Exercise directions
Your task is to locate every line holding the string "JSON" and to copy each of them.
— BEGIN Working data —
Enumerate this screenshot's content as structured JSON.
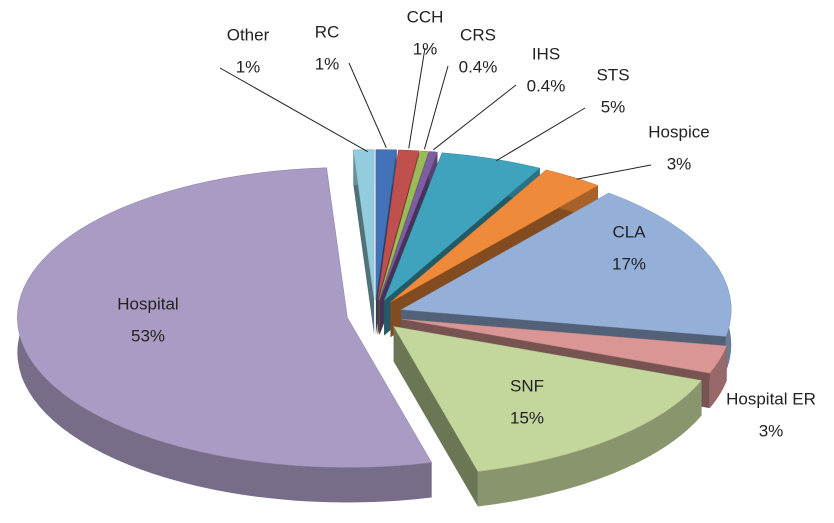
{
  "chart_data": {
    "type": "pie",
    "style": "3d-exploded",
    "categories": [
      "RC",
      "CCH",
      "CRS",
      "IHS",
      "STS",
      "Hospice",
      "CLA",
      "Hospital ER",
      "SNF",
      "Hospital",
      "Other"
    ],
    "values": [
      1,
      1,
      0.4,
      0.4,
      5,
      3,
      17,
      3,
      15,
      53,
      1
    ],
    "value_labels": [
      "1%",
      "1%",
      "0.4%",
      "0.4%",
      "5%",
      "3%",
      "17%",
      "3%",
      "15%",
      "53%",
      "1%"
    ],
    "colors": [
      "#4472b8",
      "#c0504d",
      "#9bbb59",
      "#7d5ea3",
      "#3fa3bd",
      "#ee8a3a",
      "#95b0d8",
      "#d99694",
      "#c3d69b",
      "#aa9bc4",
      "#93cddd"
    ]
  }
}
— END Working data —
— BEGIN Working data —
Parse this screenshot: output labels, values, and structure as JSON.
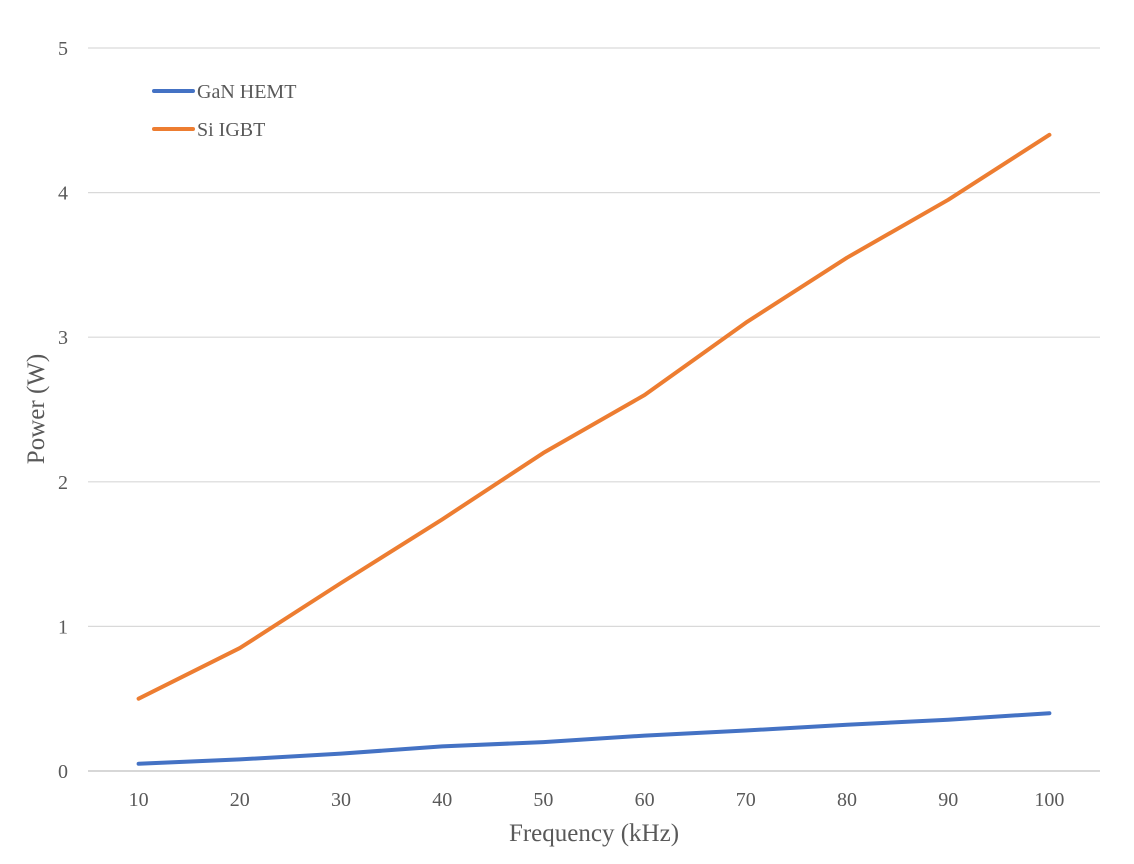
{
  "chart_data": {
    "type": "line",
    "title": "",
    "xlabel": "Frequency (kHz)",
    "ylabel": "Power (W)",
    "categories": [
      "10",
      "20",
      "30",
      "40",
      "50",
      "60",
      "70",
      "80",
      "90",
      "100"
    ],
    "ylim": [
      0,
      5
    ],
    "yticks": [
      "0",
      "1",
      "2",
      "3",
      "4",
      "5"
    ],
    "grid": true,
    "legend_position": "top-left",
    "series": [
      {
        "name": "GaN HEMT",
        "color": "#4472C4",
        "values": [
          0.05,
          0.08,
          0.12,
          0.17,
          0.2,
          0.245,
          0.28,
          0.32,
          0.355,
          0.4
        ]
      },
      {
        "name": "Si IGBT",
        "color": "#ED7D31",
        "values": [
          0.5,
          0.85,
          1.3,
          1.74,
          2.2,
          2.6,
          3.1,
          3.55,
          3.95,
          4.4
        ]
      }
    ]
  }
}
— END Working data —
Result for this exercise
Enumerate this screenshot's content as structured JSON.
Parse this screenshot: output labels, values, and structure as JSON.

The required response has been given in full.